■ DATASET RECORDS:

________________________________________

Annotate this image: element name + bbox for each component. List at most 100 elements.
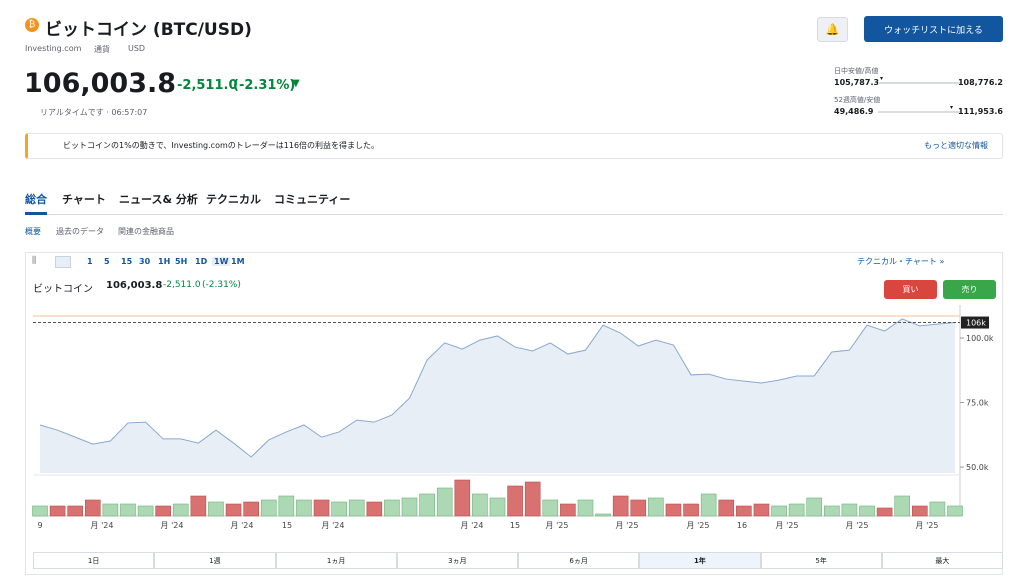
volume-bar bbox=[507, 485, 523, 517]
volume-bar bbox=[524, 481, 541, 517]
range-button[interactable]: 6ヵ月 bbox=[518, 552, 640, 569]
volume-bar bbox=[384, 499, 400, 517]
volume-bar bbox=[225, 503, 242, 517]
last-price-box bbox=[961, 316, 989, 329]
volume-bar bbox=[947, 505, 963, 517]
volume-bar bbox=[718, 499, 735, 517]
volume-bar bbox=[489, 497, 506, 517]
y-tick-label: 100.0k bbox=[966, 334, 994, 343]
volume-bar bbox=[49, 505, 66, 517]
x-tick-label: 月 '25 bbox=[687, 521, 710, 530]
volume-bar bbox=[190, 495, 207, 517]
range-button[interactable]: 3ヵ月 bbox=[396, 552, 518, 569]
interval[interactable]: 1 bbox=[87, 257, 93, 266]
x-tick-label: 15 bbox=[510, 521, 520, 530]
area-fill bbox=[40, 318, 955, 473]
chart-frame bbox=[25, 252, 1003, 575]
sell-label: 売り bbox=[961, 285, 978, 294]
legend-change: -2,511.0 bbox=[163, 280, 201, 290]
range-button[interactable]: 1日 bbox=[33, 552, 155, 569]
volume-bar bbox=[155, 505, 171, 517]
volume-bar bbox=[612, 495, 629, 517]
volume-bar bbox=[137, 505, 154, 517]
x-tick-label: 月 '25 bbox=[546, 521, 569, 530]
alert-button[interactable]: 🔔 bbox=[817, 17, 848, 42]
x-tick-label: 15 bbox=[282, 521, 292, 530]
range-button[interactable]: 1週 bbox=[154, 552, 276, 569]
volume-bar bbox=[313, 499, 330, 517]
range-button[interactable]: 5年 bbox=[760, 552, 882, 569]
interval[interactable]: 5 bbox=[104, 257, 110, 266]
area-icon bbox=[55, 256, 71, 268]
interval[interactable]: 1H bbox=[158, 257, 171, 266]
range-low: 105,787.3 bbox=[834, 78, 880, 87]
volume-bar bbox=[876, 507, 893, 517]
watchlist-button[interactable]: ウォッチリストに加える bbox=[864, 16, 1003, 42]
source[interactable]: Investing.com bbox=[25, 44, 82, 53]
range-button[interactable]: 最大 bbox=[881, 552, 1003, 569]
x-tick-label: 月 '25 bbox=[846, 521, 869, 530]
x-tick-label: 月 '24 bbox=[231, 521, 254, 530]
legend-name: ビットコイン bbox=[33, 284, 93, 295]
x-tick-label: 月 '24 bbox=[91, 521, 114, 530]
tab[interactable]: 総合 bbox=[25, 193, 47, 206]
interval[interactable]: 1M bbox=[231, 257, 245, 266]
interval[interactable]: 1D bbox=[195, 257, 208, 266]
volume-bar bbox=[436, 487, 453, 517]
x-tick-label: 月 '25 bbox=[776, 521, 799, 530]
range-high: 108,776.2 bbox=[957, 78, 1003, 87]
x-tick-label: 16 bbox=[737, 521, 747, 530]
interval[interactable]: 30 bbox=[139, 257, 151, 266]
range-marker: ▾ bbox=[880, 75, 884, 82]
legend-change-pct: (-2.31%) bbox=[202, 280, 241, 290]
sell-button[interactable]: 売り bbox=[943, 280, 996, 299]
volume-bar bbox=[260, 499, 277, 517]
banner-text: ビットコインの1%の動きで、Investing.comのトレーダーは116倍の利… bbox=[63, 141, 380, 150]
change-pct: (-2.31%) bbox=[233, 78, 296, 93]
buy-button[interactable]: 買い bbox=[884, 280, 937, 299]
tab[interactable]: テクニカル bbox=[206, 193, 261, 206]
range-button-label: 1年 bbox=[693, 556, 706, 565]
range-track bbox=[878, 82, 960, 84]
volume-bar bbox=[454, 479, 471, 517]
volume-bar bbox=[824, 505, 840, 517]
range-button-label: 5年 bbox=[815, 556, 827, 565]
range-button-label: 1ヵ月 bbox=[326, 556, 346, 565]
banner-link[interactable]: もっと適切な情報 bbox=[924, 141, 988, 150]
volume-bar bbox=[630, 499, 647, 517]
price-line bbox=[39, 318, 956, 458]
tech-link[interactable]: テクニカル・チャート » bbox=[857, 257, 945, 266]
volume-bar bbox=[683, 503, 699, 517]
subtab[interactable]: 概要 bbox=[25, 227, 41, 236]
volume-bar bbox=[366, 501, 383, 517]
subtab[interactable]: 過去のデータ bbox=[56, 227, 104, 236]
range-button-label: 1週 bbox=[209, 556, 221, 565]
x-tick-label: 月 '24 bbox=[322, 521, 345, 530]
tab[interactable]: チャート bbox=[62, 193, 106, 206]
range-button-label: 1日 bbox=[87, 556, 100, 565]
volume-bar bbox=[542, 499, 559, 517]
y-tick-label: 50.0k bbox=[966, 463, 989, 472]
interval[interactable]: 5H bbox=[175, 257, 188, 266]
x-tick-label: 月 '25 bbox=[616, 521, 639, 530]
volume-bar bbox=[419, 493, 435, 517]
interval[interactable]: 1W bbox=[212, 257, 231, 266]
range-button[interactable]: 1ヵ月 bbox=[275, 552, 397, 569]
currency-label: 通貨 bbox=[94, 45, 110, 54]
status: リアルタイムです · 06:57:07 bbox=[40, 108, 148, 117]
last-price-label: 106k bbox=[966, 319, 986, 328]
tab-rule bbox=[25, 214, 1003, 215]
interval[interactable]: 15 bbox=[121, 257, 133, 266]
tab[interactable]: コミュニティー bbox=[274, 193, 351, 206]
range-label: 日中安値/高値 bbox=[834, 67, 879, 75]
volume-bar bbox=[102, 503, 119, 517]
volume-bar bbox=[172, 503, 189, 517]
tab[interactable]: ニュース& 分析 bbox=[119, 193, 198, 206]
volume-bar bbox=[648, 497, 664, 517]
volume-bar bbox=[278, 495, 295, 517]
down-arrow: ▼ bbox=[292, 78, 300, 89]
range-button[interactable]: 1年 bbox=[639, 552, 761, 569]
range-low: 49,486.9 bbox=[834, 107, 874, 116]
subtab[interactable]: 関連の金融商品 bbox=[118, 227, 174, 236]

________________________________________

■ PROBLEM REQUIREMENTS: Copy out, unchanged, the items from the line with "volume-bar bbox=[507, 485, 523, 517]" up to and including the line with "volume-bar bbox=[489, 497, 506, 517]".

■ FINAL ANSWER:
volume-bar bbox=[507, 485, 523, 517]
volume-bar bbox=[524, 481, 541, 517]
range-button[interactable]: 6ヵ月 bbox=[518, 552, 640, 569]
volume-bar bbox=[384, 499, 400, 517]
volume-bar bbox=[225, 503, 242, 517]
last-price-box bbox=[961, 316, 989, 329]
volume-bar bbox=[947, 505, 963, 517]
volume-bar bbox=[718, 499, 735, 517]
volume-bar bbox=[489, 497, 506, 517]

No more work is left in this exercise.